- Stored records:
>>>>

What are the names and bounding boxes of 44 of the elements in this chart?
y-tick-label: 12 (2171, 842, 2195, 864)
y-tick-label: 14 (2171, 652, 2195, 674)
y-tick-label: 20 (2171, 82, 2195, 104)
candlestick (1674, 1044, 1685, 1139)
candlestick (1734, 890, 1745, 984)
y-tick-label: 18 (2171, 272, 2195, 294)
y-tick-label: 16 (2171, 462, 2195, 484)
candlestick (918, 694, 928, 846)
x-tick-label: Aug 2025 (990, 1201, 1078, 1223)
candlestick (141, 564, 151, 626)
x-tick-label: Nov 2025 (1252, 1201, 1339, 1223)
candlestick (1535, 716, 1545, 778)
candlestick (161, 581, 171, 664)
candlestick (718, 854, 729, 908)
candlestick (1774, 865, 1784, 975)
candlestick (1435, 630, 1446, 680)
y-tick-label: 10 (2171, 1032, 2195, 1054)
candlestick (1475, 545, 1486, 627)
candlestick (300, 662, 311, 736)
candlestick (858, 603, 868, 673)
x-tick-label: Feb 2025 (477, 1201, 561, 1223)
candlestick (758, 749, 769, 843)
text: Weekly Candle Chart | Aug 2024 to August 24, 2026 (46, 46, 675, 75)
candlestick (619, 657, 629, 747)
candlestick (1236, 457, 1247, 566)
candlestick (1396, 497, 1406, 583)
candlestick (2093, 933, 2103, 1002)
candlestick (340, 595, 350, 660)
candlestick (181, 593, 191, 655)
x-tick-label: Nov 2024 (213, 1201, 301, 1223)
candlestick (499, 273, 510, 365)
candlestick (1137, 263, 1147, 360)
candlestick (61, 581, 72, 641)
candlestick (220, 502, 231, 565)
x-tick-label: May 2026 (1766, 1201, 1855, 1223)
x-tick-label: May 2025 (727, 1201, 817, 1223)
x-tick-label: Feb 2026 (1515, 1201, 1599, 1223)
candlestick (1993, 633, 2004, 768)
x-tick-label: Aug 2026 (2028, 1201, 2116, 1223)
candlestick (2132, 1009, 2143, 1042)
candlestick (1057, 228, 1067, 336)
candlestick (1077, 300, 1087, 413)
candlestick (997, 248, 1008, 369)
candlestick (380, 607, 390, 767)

<<<<

- To do:
How many lines in the data above contain the word "this"? Give only the number.

- Response to the exercise:
1